Reproduce word for word the passage of the forum thread below that runs from "ejgallego avatar Jun 15 '16 20:06" up to and including "error, it stops.".

## READING PASSAGE
· · ·

Cool ! :) Here we are walking a bit on unexplored territory, it will be hard to figure things out if we cannot get @gares on board :)

A guess, does using the Join method change things?

ejgallego avatar Jun 15 '16 15:06 ejgallego

Also a good reference is to use CoqIde an see how it behaves. The mapping roughly is:

  • Go to point icon: Add the document up to point, does Observe in the tip of the Stm.
  • Gears icon: does Join on the document.

ejgallego avatar Jun 15 '16 15:06 ejgallego

Ok; let me try join :) Can you reproduce the thing I'm seeing in the example above btw?

cpitclaudel avatar Jun 15 '16 15:06 cpitclaudel

I see exactly what you see. Plus if I do join:

(Control StmJoin)
(Answer 5 Ack)
(Feedback ((id (State 10)) (contents Processed) (route 0)))
(Feedback ((id (State 9)) (contents (ProcessingIn master)) (route 0)))
(Feedback ((id (State 8)) (contents (ProcessingIn master)) (route 0)))
(Feedback ((id (State 7)) (contents (ProcessingIn master)) (route 0)))
(Feedback ((id (State 6)) (contents (ProcessingIn master)) (route 0)))
(Feedback ((id (State 5)) (contents Processed) (route 0)))
(Feedback ((id (State 6)) (contents Processed) (route 0)))
(Feedback ((id (State 7)) (contents Processed) (route 0)))
(Feedback ((id (State 8)) (contents Processed) (route 0)))
(Feedback ((id (State 9)) (contents Processed) (route 0)))
(Feedback ((id (State 10)) (contents Complete) (route 0)))
(Answer 5 Completed)

ejgallego avatar Jun 15 '16 16:06 ejgallego

Cool, thanks. Implemented Join in https://github.com/cpitclaudel/elcoq/commit/17c73f175ad7a5f027fddb3bee7a7cee95db0a40. It seems to only process the last proof though (that is, if there are, say, 10 closed proofs, it just observes the last closed one).

https://asciinema.org/a/cqmk80fnyfn26xlvcmu9ttf61

cpitclaudel avatar Jun 15 '16 20:06 cpitclaudel

Great, I'll have a look!

ejgallego avatar Jun 15 '16 20:06 ejgallego

Wow it is beautiful !!! wrt to the join, indeed when you join the Stm goes backwards on the document (I have no clue if there is any reason for that), the moment it finds an error, it stops.

· · ·

## GIVEN INFORMATION
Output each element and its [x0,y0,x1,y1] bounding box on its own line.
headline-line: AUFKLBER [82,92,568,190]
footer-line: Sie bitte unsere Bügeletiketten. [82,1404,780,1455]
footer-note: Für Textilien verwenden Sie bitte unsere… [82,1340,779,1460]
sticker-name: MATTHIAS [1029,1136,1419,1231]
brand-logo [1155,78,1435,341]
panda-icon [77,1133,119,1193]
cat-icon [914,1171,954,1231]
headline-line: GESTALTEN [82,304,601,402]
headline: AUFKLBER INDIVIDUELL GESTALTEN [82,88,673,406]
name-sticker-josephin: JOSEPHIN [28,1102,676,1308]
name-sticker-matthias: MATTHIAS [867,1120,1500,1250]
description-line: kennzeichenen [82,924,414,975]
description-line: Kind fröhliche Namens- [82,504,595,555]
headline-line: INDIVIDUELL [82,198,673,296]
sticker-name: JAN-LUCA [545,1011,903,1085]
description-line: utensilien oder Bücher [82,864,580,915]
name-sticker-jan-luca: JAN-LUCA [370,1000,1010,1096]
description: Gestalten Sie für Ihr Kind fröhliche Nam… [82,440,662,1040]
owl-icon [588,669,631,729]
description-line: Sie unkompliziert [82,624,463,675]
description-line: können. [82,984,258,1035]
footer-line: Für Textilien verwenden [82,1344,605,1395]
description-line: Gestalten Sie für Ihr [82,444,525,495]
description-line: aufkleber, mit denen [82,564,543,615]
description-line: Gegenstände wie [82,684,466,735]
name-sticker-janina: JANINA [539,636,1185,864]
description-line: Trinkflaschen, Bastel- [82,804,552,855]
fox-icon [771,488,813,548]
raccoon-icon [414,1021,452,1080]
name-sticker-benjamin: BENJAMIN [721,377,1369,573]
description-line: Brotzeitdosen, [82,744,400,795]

· · ·

## WORKED SOLUTION
ejgallego avatar Jun 15 '16 20:06 ejgallego

Wow it is beautiful !!! wrt to the join, indeed when you join the Stm goes backwards on the document (I have no clue if there is any reason for that), the moment it finds an error, it stops.